-- Supplied information --
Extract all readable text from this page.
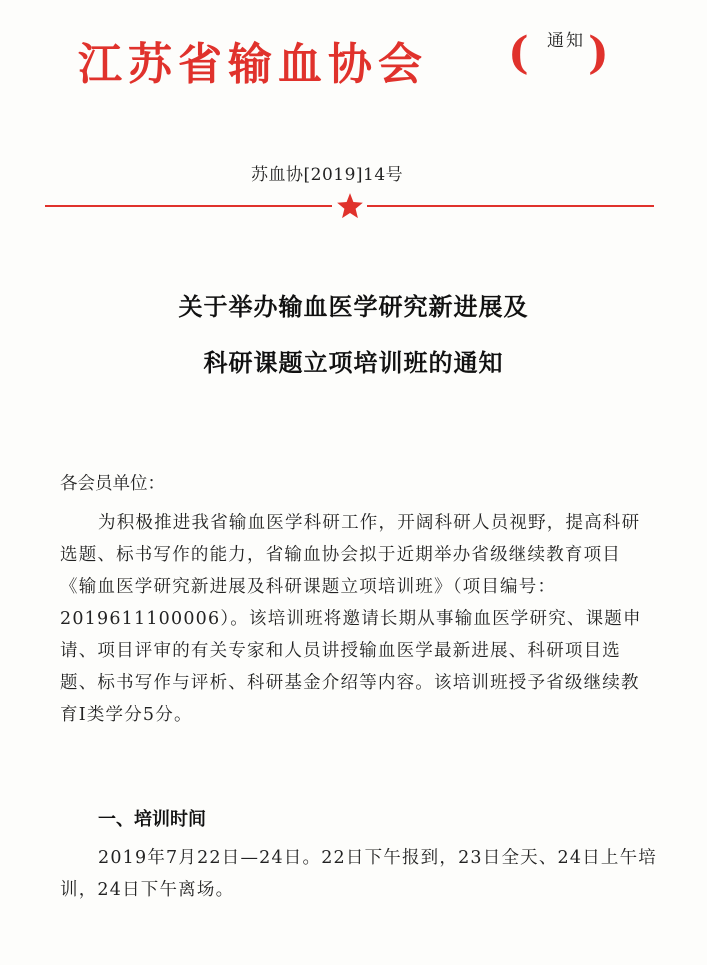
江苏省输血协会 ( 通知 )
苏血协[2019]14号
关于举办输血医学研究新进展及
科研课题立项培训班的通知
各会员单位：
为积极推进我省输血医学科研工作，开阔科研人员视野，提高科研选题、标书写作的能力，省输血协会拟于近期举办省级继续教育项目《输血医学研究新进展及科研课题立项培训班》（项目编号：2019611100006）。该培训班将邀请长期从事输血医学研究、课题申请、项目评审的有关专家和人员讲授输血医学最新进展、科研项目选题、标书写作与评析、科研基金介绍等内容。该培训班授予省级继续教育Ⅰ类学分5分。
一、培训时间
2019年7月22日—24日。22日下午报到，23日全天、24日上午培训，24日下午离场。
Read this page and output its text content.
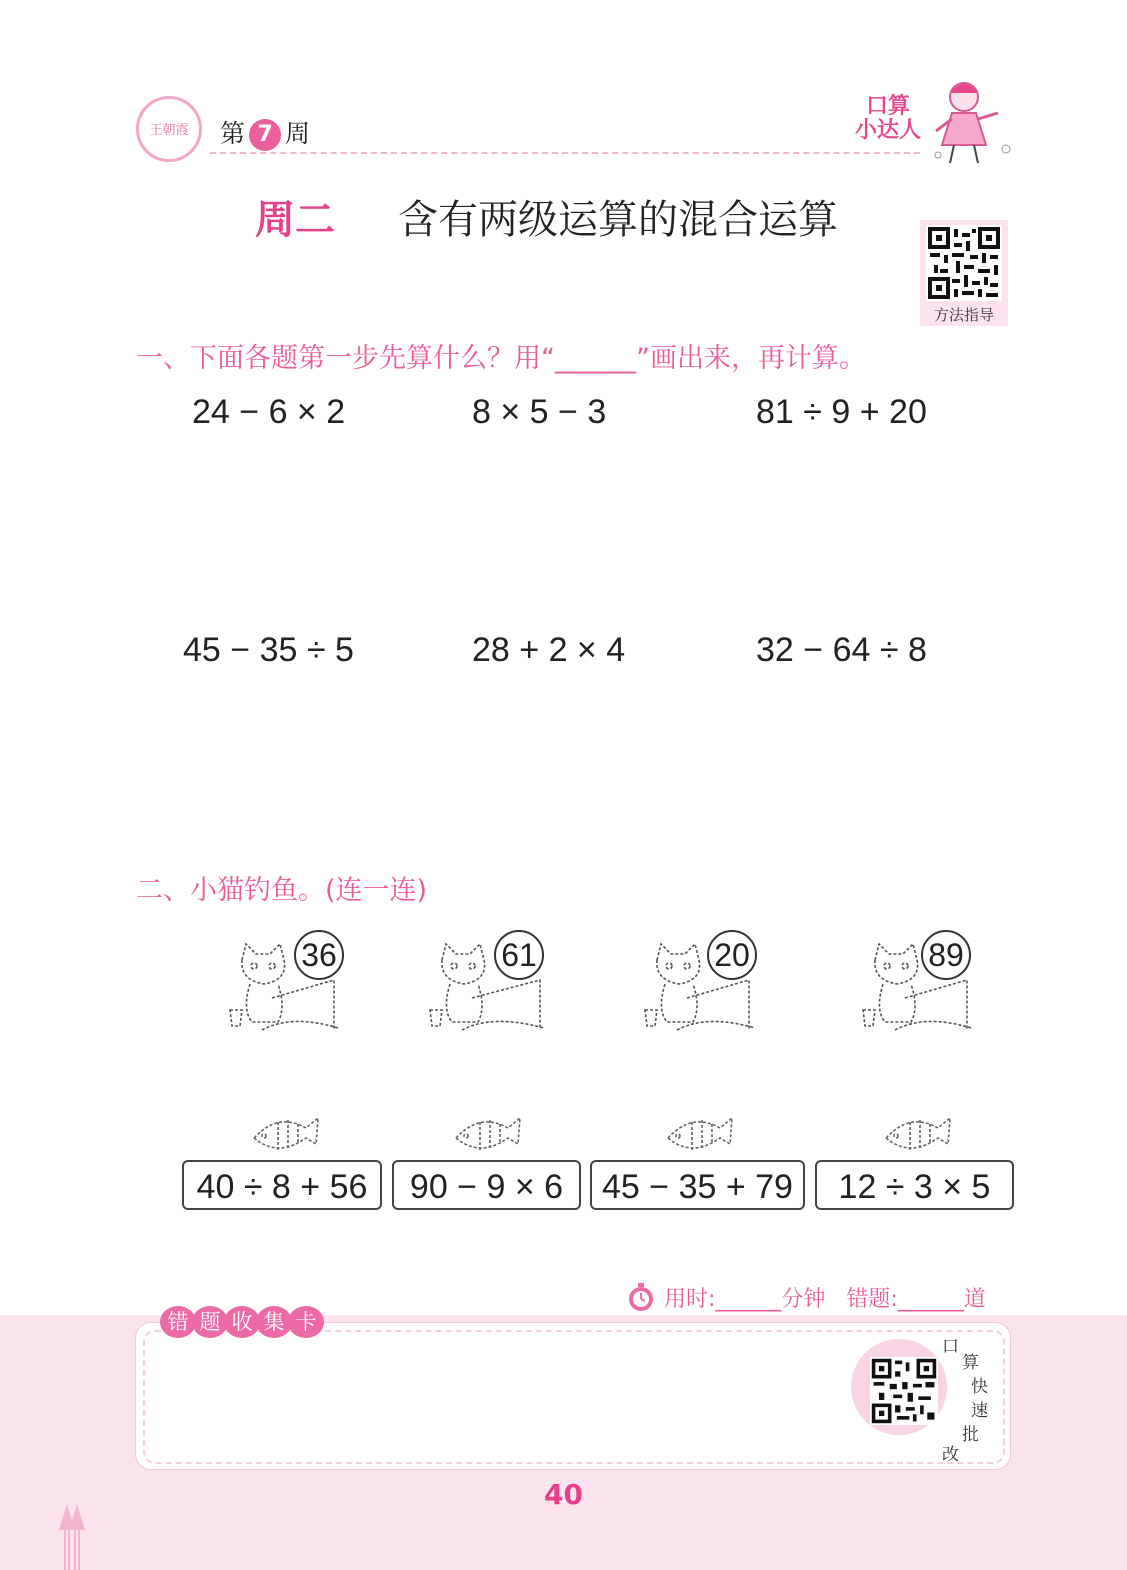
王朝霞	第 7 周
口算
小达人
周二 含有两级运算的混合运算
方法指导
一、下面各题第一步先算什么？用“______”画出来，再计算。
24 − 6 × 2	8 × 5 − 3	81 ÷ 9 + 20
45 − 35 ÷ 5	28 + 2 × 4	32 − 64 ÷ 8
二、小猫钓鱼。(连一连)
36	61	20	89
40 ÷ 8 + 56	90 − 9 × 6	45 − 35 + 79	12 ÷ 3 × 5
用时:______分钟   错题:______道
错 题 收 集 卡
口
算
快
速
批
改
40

-- Goal --
Search the material above for "text". Pull out each line where it shows up.

-- Result for this exercise --
Extract all readable text from this page.
Read this page and output its text content.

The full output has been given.